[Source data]
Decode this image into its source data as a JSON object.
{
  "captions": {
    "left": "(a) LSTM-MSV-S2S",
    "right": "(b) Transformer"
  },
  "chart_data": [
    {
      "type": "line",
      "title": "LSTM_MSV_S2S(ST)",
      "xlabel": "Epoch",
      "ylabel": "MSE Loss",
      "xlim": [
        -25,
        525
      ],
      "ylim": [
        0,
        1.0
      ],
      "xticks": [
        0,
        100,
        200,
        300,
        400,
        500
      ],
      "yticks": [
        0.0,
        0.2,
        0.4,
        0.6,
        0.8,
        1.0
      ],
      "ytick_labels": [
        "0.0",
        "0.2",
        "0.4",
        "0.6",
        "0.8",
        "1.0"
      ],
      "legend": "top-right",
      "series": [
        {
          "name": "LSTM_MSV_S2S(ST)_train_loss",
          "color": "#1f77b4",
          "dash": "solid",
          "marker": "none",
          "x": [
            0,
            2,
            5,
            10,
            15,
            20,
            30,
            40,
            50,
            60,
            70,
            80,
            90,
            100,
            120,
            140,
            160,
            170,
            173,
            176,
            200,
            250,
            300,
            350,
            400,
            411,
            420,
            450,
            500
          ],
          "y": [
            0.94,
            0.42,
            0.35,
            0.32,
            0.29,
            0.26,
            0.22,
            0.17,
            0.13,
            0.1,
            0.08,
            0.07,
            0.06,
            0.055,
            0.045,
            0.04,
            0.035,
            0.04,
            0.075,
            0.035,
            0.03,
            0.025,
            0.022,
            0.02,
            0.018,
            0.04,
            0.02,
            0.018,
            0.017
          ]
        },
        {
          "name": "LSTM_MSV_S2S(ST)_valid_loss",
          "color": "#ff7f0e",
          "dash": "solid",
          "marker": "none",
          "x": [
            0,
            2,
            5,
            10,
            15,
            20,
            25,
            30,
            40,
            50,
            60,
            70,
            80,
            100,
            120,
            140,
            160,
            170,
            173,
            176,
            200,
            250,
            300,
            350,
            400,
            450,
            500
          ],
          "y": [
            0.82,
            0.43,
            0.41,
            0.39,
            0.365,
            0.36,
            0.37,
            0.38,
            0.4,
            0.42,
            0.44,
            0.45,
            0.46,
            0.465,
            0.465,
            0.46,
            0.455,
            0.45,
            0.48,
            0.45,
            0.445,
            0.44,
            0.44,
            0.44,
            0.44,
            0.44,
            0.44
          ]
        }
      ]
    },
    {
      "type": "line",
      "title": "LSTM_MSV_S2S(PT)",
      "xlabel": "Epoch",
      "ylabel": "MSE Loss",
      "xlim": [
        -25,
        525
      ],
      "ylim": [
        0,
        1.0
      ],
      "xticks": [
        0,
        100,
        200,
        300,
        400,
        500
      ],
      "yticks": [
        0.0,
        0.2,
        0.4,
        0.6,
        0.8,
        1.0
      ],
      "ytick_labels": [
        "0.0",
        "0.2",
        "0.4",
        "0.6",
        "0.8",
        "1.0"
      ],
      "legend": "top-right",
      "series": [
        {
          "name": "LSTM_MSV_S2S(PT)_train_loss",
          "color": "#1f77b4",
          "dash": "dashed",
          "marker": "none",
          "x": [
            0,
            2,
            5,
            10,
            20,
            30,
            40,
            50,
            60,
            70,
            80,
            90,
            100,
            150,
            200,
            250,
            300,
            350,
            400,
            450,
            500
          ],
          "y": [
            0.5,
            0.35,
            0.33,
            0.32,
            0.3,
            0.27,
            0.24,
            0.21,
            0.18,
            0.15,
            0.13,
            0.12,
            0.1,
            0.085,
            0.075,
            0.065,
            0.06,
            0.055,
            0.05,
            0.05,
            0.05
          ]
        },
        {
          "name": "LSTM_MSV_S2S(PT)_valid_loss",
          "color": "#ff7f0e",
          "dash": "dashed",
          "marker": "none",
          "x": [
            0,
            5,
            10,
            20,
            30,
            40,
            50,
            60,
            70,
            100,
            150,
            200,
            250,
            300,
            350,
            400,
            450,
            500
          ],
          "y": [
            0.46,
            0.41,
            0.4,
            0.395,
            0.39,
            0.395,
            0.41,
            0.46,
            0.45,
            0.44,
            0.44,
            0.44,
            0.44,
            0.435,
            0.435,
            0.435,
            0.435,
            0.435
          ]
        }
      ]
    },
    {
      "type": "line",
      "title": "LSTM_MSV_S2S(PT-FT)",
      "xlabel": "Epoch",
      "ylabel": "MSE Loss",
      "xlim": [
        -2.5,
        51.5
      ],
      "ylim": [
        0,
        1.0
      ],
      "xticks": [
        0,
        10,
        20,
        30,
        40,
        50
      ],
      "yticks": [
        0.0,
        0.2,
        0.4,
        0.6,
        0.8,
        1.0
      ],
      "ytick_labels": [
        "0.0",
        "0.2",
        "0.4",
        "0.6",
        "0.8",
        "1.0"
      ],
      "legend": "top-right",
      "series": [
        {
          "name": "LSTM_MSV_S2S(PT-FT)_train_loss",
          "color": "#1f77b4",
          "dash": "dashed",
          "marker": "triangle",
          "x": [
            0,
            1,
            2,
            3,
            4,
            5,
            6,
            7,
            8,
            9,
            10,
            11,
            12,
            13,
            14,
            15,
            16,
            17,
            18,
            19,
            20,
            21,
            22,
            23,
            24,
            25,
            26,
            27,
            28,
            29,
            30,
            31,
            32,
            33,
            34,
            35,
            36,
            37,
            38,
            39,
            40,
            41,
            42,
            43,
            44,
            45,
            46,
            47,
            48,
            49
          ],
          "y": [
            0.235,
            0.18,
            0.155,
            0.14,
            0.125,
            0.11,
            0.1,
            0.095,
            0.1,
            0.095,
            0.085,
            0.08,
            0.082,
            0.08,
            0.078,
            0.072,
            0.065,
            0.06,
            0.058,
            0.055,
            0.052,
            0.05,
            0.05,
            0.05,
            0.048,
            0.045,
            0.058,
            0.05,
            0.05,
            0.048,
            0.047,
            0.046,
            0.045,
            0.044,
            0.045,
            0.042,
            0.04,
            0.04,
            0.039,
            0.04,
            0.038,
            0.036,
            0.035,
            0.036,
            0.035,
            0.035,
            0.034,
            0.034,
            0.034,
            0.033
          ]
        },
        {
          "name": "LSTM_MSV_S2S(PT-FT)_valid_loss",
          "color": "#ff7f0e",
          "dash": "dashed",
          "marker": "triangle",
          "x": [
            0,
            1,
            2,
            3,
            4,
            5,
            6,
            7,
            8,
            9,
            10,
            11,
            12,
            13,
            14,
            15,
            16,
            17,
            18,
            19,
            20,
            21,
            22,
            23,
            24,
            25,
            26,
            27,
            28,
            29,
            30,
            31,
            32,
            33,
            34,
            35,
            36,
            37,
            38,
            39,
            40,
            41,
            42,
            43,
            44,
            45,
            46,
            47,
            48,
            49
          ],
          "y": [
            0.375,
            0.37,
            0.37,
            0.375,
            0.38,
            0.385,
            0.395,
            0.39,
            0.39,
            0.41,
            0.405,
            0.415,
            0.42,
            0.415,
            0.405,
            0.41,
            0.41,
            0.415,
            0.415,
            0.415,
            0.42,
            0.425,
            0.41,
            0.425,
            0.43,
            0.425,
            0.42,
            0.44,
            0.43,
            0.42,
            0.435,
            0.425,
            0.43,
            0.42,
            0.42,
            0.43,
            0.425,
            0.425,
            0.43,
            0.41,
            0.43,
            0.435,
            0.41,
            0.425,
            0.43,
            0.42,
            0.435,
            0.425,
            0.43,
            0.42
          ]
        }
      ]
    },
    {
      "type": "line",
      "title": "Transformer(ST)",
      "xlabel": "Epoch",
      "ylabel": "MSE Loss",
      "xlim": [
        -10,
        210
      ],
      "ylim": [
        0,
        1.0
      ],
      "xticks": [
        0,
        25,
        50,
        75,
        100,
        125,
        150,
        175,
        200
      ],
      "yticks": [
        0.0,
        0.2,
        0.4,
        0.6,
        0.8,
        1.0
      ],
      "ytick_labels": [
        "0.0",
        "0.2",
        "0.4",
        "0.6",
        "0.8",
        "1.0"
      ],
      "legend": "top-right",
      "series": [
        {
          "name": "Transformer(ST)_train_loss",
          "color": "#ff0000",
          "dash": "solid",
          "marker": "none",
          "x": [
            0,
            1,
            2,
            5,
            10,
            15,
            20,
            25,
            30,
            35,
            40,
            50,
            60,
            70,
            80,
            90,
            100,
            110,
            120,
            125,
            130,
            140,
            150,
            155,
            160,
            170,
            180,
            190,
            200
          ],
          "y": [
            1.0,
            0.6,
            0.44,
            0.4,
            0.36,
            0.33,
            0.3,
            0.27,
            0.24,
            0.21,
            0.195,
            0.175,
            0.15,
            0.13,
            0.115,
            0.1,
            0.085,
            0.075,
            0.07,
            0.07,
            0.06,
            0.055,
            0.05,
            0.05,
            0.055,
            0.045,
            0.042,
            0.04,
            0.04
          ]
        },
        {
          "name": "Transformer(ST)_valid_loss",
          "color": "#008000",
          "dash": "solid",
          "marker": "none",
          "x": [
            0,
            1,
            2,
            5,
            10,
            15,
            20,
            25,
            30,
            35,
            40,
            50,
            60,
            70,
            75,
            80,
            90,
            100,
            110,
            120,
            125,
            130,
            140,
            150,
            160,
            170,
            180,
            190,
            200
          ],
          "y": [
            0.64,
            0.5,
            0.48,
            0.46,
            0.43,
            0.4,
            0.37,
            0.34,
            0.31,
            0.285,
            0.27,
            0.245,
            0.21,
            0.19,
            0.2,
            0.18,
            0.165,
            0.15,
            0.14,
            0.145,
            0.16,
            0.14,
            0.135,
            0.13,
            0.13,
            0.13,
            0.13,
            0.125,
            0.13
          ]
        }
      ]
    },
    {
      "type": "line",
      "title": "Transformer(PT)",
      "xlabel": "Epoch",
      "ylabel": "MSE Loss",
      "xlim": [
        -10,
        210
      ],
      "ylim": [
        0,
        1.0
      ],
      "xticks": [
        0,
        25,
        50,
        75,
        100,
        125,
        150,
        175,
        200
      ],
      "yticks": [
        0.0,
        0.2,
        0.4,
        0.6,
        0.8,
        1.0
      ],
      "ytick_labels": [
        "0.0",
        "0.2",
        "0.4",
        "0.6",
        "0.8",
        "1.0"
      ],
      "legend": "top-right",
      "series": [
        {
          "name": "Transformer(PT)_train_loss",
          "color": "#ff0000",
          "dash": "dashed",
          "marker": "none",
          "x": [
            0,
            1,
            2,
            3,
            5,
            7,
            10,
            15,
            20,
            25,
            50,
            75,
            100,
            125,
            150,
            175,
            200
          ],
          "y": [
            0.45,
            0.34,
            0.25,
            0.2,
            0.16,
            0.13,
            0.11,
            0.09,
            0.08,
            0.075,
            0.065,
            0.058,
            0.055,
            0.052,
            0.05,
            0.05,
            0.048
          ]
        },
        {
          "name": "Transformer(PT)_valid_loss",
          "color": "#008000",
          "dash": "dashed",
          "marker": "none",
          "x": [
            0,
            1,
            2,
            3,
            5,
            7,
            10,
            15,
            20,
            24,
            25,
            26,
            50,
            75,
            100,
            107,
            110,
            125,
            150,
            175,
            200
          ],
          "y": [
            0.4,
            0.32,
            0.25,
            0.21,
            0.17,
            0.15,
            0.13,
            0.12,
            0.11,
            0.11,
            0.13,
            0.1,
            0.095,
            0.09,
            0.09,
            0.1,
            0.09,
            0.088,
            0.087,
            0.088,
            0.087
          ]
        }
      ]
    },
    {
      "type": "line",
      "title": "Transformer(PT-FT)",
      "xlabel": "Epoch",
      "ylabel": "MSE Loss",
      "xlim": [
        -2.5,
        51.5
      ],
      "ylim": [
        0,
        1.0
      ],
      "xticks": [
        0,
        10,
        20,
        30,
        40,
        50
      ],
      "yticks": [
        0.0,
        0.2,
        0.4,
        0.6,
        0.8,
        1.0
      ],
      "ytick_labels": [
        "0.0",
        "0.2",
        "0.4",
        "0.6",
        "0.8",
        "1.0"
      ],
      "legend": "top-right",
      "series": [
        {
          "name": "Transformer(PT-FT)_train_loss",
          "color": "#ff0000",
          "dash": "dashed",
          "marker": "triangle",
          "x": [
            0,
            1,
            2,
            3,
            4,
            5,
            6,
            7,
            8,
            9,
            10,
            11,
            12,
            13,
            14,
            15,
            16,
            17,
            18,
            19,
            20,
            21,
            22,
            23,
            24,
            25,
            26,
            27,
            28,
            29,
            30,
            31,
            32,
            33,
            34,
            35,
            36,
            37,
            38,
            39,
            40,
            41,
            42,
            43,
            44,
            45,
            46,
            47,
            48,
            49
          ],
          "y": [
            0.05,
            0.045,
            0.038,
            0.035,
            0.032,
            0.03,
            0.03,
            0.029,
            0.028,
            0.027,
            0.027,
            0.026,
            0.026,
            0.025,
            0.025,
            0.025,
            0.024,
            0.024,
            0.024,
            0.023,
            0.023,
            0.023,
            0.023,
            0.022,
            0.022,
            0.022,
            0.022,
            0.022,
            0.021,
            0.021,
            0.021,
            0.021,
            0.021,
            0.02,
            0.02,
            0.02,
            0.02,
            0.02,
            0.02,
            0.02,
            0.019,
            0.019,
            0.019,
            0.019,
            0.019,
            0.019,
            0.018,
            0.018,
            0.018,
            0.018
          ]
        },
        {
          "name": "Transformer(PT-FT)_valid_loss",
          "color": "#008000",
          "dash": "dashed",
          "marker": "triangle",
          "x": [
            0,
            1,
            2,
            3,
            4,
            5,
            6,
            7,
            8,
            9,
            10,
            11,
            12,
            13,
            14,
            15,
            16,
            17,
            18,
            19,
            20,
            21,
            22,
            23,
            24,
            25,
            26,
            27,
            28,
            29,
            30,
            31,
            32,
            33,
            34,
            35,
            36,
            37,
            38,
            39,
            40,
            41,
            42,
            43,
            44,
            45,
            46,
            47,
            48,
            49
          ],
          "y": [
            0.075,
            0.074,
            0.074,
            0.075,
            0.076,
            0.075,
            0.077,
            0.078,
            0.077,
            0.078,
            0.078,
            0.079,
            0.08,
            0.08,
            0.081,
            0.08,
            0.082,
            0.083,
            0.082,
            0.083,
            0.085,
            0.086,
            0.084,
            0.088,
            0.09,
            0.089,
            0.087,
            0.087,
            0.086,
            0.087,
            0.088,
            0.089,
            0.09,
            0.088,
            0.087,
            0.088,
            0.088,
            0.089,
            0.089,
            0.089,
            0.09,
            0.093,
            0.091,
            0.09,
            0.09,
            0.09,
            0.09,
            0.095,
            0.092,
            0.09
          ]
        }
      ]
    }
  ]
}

• **GOAL**:
Using the entries above, return each line in which the word "name" occurs.

• **CORRECT ANSWER**:
          "name": "LSTM_MSV_S2S(ST)_train_loss",
          "name": "LSTM_MSV_S2S(ST)_valid_loss",
          "name": "LSTM_MSV_S2S(PT)_train_loss",
          "name": "LSTM_MSV_S2S(PT)_valid_loss",
          "name": "LSTM_MSV_S2S(PT-FT)_train_loss",
          "name": "LSTM_MSV_S2S(PT-FT)_valid_loss",
          "name": "Transformer(ST)_train_loss",
          "name": "Transformer(ST)_valid_loss",
          "name": "Transformer(PT)_train_loss",
          "name": "Transformer(PT)_valid_loss",
          "name": "Transformer(PT-FT)_train_loss",
          "name": "Transformer(PT-FT)_valid_loss",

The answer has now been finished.